(Dataset excerpts)
= = = = = = =
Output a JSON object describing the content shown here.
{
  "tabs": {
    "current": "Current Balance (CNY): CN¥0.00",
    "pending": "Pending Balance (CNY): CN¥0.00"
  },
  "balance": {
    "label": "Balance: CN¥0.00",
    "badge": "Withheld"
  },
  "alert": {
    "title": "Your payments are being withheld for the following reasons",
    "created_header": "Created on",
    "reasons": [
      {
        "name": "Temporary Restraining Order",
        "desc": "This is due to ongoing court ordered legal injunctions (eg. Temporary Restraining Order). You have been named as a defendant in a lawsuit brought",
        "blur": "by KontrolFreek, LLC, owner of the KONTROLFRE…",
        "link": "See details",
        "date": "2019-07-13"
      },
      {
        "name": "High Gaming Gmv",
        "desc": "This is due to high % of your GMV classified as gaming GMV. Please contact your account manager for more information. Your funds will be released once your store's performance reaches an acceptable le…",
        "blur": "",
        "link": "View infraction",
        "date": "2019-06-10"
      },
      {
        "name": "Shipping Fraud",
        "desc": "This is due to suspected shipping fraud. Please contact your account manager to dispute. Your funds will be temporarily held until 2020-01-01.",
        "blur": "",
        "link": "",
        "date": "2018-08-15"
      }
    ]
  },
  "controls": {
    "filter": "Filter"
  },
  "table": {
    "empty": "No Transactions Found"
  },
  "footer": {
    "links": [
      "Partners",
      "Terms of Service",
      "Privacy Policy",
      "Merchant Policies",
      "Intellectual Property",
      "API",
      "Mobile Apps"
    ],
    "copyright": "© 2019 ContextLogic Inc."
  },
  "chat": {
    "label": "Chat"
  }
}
= = = = = = =
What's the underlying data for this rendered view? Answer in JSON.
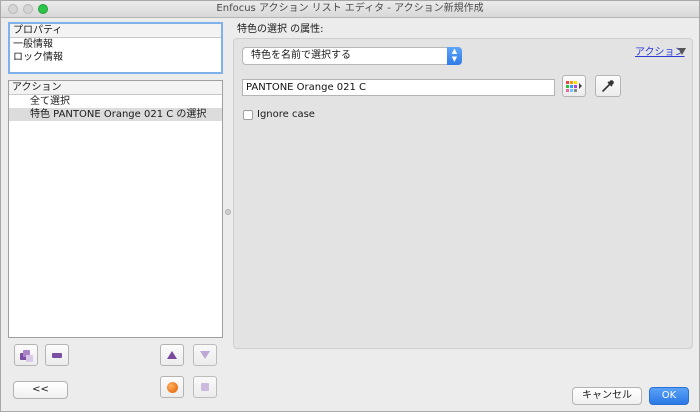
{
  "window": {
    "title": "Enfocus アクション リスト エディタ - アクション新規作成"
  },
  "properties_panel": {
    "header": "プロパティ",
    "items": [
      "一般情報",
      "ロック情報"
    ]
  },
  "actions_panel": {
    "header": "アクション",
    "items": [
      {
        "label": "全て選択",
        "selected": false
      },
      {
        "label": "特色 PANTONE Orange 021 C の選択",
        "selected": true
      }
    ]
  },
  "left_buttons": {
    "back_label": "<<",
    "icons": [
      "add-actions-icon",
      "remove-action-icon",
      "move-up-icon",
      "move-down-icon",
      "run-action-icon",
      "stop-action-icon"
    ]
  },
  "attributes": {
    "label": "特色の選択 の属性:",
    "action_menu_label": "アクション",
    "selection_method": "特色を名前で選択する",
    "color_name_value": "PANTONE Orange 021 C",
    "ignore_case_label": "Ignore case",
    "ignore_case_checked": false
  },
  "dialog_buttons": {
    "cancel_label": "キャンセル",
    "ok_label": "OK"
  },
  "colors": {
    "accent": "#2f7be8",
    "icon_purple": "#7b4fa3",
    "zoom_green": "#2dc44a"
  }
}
= = = = = = =
In the listing, find each line with the string "reasons" and copy it.

> Result
    "title": "Your payments are being withheld for the following reasons",
    "reasons": [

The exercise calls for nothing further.